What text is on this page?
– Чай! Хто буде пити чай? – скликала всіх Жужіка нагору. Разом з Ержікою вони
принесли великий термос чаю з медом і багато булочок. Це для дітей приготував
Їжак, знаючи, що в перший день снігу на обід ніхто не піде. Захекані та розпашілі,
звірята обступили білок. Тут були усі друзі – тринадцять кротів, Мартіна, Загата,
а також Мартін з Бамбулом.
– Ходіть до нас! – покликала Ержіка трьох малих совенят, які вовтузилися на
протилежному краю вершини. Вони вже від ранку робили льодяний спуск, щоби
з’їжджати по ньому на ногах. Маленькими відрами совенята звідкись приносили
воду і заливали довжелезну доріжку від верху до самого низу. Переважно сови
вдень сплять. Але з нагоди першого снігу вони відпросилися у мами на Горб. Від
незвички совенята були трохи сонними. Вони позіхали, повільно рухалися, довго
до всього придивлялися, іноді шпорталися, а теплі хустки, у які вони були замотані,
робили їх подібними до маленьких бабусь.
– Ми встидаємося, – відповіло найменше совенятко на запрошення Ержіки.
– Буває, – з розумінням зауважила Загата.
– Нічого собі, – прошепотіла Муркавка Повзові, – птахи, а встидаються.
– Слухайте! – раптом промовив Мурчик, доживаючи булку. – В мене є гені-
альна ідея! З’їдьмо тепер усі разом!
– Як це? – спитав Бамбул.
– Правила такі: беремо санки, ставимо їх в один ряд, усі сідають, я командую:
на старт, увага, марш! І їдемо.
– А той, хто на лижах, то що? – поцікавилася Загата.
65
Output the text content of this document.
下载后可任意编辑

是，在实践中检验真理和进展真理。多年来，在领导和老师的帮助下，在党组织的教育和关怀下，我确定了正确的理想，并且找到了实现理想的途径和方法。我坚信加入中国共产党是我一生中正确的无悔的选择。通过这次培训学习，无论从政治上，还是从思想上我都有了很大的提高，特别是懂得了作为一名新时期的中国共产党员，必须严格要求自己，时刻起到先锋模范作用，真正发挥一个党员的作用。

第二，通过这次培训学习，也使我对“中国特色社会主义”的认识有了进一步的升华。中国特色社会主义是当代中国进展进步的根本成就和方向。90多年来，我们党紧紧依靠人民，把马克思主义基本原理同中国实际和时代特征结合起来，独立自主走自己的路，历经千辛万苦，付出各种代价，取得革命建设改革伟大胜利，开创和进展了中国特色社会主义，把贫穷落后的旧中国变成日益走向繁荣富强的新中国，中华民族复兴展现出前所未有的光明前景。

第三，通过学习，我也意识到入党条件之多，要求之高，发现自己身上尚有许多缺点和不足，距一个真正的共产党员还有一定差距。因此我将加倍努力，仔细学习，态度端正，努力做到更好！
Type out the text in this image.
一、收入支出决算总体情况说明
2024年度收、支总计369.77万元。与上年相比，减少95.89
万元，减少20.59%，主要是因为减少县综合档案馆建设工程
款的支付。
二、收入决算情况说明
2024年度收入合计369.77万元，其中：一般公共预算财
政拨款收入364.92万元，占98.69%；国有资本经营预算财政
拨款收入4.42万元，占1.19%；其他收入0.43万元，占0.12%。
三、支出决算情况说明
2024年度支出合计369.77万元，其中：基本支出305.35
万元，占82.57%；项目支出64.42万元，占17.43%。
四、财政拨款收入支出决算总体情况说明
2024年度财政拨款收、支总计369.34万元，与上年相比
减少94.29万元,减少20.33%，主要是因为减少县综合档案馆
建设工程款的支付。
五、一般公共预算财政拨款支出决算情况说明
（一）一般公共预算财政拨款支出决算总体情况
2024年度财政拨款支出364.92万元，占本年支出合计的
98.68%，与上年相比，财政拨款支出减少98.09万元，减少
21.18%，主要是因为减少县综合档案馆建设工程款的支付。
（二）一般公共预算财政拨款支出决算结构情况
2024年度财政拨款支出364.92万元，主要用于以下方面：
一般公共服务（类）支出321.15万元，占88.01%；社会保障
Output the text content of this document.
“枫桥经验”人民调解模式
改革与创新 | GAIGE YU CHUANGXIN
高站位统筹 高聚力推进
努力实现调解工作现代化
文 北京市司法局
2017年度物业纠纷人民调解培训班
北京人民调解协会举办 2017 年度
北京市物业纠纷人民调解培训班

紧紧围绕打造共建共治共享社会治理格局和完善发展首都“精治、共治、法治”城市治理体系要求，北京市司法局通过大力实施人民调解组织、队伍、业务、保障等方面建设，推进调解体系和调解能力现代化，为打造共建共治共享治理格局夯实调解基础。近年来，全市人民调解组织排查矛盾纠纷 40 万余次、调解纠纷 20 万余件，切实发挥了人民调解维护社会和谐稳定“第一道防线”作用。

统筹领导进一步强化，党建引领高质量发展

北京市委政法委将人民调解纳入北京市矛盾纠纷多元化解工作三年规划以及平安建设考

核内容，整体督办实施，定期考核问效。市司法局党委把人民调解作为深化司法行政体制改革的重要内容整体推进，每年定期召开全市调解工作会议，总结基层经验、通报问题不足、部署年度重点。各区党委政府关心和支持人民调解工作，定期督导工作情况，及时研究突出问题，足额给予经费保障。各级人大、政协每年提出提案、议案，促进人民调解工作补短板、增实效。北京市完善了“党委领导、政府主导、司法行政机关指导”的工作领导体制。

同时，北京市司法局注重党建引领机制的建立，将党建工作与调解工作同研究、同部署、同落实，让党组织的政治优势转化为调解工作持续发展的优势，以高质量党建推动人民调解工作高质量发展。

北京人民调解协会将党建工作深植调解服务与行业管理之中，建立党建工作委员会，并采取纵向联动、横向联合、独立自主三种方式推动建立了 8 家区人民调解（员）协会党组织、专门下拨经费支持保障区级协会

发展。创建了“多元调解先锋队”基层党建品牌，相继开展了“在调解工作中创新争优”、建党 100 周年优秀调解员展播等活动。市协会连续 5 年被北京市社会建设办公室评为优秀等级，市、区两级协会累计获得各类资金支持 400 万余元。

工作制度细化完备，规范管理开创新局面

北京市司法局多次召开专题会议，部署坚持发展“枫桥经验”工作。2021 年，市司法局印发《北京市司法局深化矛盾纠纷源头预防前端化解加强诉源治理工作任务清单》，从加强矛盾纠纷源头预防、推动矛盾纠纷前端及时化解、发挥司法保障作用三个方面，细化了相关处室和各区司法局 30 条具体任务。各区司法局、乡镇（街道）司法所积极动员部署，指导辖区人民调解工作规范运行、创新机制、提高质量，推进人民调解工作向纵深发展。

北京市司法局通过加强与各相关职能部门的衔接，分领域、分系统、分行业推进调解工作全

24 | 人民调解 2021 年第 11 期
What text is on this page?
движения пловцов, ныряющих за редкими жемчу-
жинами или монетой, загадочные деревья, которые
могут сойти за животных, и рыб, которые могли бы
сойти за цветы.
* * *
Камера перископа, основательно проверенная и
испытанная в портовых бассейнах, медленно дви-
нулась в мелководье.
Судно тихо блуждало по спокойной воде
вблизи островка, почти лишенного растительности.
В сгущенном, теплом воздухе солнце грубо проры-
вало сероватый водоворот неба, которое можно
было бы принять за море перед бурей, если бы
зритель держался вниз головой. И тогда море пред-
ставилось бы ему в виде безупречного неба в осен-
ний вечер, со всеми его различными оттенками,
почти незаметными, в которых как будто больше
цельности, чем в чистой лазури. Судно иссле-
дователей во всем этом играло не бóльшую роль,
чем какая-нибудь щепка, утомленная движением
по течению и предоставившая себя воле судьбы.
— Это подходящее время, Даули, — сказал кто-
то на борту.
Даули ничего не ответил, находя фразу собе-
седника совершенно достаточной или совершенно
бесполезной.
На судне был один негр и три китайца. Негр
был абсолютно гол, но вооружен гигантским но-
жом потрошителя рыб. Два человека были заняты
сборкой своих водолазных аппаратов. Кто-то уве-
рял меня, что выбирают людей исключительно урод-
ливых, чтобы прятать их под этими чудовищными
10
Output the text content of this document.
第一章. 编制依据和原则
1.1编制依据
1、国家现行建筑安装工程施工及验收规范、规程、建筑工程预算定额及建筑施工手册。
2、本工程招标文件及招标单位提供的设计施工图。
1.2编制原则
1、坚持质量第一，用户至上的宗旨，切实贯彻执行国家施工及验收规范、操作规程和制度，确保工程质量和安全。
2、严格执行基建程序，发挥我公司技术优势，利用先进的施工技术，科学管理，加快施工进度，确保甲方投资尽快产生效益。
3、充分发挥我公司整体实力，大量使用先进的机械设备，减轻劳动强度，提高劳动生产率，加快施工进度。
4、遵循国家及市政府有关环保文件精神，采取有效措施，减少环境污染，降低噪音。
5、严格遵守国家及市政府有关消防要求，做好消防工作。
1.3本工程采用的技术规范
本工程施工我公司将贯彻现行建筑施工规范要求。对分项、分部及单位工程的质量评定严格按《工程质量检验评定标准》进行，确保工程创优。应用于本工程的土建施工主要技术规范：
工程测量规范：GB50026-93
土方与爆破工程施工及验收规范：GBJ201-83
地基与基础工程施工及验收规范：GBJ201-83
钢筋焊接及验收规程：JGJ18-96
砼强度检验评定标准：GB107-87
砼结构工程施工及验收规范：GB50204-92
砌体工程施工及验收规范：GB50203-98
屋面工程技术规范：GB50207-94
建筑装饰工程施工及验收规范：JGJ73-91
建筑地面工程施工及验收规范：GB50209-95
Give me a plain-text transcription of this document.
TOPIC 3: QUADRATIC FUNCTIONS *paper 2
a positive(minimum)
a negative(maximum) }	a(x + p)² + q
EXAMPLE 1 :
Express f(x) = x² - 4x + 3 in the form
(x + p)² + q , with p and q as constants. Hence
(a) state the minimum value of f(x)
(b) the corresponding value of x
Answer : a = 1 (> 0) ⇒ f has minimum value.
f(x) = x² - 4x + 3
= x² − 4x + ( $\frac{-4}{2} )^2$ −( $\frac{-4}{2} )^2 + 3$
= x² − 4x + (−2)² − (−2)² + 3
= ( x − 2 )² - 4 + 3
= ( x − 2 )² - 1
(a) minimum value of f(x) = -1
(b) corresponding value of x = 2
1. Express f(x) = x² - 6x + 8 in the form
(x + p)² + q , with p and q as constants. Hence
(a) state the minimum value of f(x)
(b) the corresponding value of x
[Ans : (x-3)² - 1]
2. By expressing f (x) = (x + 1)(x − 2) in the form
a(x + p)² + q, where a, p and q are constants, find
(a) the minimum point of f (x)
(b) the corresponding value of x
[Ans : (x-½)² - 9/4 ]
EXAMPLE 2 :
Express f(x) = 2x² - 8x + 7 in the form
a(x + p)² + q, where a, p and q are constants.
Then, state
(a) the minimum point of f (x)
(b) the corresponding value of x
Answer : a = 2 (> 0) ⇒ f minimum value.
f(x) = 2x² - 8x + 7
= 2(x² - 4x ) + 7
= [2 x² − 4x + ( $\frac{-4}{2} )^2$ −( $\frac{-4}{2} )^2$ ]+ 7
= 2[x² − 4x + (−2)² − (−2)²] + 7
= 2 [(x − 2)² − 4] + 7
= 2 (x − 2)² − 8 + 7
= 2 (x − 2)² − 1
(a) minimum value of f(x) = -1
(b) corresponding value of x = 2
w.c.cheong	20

::::::::::

Gather all lines where the word "робили" appears.

протилежному краю вершини. Вони вже від ранку робили льодяний спуск, щоби
робили їх подібними до маленьких бабусь.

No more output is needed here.